>> Start Given data

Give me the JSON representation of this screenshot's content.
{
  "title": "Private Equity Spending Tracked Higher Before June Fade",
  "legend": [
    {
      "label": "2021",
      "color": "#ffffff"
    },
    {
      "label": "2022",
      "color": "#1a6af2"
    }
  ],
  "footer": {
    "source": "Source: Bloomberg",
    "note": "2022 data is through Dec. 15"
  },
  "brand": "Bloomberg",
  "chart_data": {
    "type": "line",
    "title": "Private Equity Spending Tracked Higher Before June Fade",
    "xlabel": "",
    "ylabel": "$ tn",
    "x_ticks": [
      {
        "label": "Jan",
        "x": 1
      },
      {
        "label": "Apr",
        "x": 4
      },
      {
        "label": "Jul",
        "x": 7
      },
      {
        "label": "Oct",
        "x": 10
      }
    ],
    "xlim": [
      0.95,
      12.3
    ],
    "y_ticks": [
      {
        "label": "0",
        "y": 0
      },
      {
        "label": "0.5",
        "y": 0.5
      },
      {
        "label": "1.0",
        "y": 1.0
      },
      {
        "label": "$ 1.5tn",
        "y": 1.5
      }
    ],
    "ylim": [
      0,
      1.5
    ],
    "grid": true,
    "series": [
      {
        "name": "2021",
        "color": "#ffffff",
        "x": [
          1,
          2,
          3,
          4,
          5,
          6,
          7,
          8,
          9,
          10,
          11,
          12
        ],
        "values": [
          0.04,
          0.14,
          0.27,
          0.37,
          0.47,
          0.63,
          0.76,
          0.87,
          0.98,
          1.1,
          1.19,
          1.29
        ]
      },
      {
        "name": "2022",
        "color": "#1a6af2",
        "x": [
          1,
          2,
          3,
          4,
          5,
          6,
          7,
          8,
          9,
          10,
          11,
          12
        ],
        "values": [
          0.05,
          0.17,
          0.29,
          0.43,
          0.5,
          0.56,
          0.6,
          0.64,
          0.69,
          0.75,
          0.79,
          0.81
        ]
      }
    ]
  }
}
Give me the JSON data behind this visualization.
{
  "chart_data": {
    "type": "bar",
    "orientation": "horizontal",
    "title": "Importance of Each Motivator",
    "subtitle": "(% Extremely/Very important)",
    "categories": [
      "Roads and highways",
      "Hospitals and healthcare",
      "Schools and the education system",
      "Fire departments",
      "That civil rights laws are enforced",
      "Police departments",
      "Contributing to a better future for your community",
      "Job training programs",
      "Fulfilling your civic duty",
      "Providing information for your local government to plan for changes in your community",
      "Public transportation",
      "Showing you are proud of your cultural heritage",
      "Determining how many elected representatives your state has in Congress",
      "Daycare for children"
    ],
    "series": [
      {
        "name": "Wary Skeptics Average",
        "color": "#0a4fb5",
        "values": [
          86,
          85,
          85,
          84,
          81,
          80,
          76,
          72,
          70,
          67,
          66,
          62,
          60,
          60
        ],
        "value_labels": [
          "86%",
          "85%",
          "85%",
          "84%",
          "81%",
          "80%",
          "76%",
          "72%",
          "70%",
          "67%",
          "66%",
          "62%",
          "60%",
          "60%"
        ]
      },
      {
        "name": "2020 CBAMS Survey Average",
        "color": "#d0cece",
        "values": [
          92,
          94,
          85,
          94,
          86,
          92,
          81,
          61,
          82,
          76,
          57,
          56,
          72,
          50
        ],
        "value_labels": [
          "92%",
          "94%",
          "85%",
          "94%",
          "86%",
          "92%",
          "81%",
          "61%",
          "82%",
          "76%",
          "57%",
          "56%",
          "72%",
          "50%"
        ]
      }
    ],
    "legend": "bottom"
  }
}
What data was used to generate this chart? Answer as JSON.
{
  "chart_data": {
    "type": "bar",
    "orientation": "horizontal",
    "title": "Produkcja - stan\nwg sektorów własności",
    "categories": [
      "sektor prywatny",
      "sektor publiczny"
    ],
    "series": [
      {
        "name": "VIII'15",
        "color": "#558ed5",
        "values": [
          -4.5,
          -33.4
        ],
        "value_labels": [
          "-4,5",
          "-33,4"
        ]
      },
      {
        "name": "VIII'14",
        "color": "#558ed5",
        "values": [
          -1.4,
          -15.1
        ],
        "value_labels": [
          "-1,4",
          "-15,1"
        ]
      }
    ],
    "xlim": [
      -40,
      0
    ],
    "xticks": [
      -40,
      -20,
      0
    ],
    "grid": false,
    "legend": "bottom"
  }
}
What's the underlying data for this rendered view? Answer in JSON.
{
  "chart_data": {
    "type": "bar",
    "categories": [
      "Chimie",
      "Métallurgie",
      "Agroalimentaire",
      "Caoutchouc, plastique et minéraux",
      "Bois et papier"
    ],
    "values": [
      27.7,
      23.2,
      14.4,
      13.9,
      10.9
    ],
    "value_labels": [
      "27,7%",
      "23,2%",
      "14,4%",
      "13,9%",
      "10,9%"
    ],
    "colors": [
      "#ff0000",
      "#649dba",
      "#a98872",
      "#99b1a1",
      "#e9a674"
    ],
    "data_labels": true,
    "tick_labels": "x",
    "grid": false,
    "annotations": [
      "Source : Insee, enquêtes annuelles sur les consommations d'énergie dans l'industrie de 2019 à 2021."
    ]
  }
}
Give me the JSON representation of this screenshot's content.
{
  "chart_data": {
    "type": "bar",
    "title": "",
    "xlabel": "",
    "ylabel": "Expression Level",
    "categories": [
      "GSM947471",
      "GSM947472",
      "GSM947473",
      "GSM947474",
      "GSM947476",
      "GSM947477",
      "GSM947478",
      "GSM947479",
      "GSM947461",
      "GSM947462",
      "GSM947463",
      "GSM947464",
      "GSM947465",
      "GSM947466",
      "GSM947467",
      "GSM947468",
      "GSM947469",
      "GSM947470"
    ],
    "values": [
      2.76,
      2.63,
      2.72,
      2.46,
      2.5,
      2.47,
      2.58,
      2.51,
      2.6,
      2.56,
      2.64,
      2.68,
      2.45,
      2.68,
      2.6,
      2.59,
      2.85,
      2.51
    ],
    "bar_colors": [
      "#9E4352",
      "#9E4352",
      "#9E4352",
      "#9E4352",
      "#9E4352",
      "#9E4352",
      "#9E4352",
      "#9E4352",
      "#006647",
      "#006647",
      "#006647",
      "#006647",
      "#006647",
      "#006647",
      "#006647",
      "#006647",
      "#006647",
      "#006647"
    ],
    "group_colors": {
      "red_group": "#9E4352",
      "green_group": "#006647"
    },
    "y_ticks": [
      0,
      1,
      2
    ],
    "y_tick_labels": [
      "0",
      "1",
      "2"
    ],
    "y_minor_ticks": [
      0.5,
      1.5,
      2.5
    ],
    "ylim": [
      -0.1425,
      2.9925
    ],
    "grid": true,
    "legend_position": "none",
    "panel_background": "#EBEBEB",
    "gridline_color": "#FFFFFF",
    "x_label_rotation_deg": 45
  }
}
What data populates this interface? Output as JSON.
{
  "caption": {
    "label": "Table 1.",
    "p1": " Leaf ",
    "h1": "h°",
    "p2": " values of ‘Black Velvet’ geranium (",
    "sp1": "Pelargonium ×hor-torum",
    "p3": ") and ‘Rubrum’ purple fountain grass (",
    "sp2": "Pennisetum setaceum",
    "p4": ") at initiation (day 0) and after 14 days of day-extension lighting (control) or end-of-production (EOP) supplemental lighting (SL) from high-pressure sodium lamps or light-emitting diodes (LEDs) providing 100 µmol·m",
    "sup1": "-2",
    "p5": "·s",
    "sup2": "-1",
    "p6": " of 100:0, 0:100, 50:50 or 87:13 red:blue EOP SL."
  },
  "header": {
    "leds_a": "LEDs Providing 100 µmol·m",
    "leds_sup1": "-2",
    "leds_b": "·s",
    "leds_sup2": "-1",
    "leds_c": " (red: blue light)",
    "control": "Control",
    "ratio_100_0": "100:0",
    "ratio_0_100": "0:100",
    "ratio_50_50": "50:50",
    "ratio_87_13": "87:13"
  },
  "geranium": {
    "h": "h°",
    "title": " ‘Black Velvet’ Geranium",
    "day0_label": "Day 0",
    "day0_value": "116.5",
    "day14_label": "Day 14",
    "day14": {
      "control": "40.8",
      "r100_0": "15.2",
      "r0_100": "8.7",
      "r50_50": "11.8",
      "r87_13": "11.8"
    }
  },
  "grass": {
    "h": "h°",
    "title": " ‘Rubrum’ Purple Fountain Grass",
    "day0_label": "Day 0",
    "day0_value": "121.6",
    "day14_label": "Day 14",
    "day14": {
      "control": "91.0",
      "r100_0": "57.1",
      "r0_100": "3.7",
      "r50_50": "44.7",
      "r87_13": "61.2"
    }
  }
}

>> End Given data

• _Exercise requirements_
Write out every line of the preceding listing that contains "Fade".

• _Answer to this problem_
  "title": "Private Equity Spending Tracked Higher Before June Fade",
    "title": "Private Equity Spending Tracked Higher Before June Fade",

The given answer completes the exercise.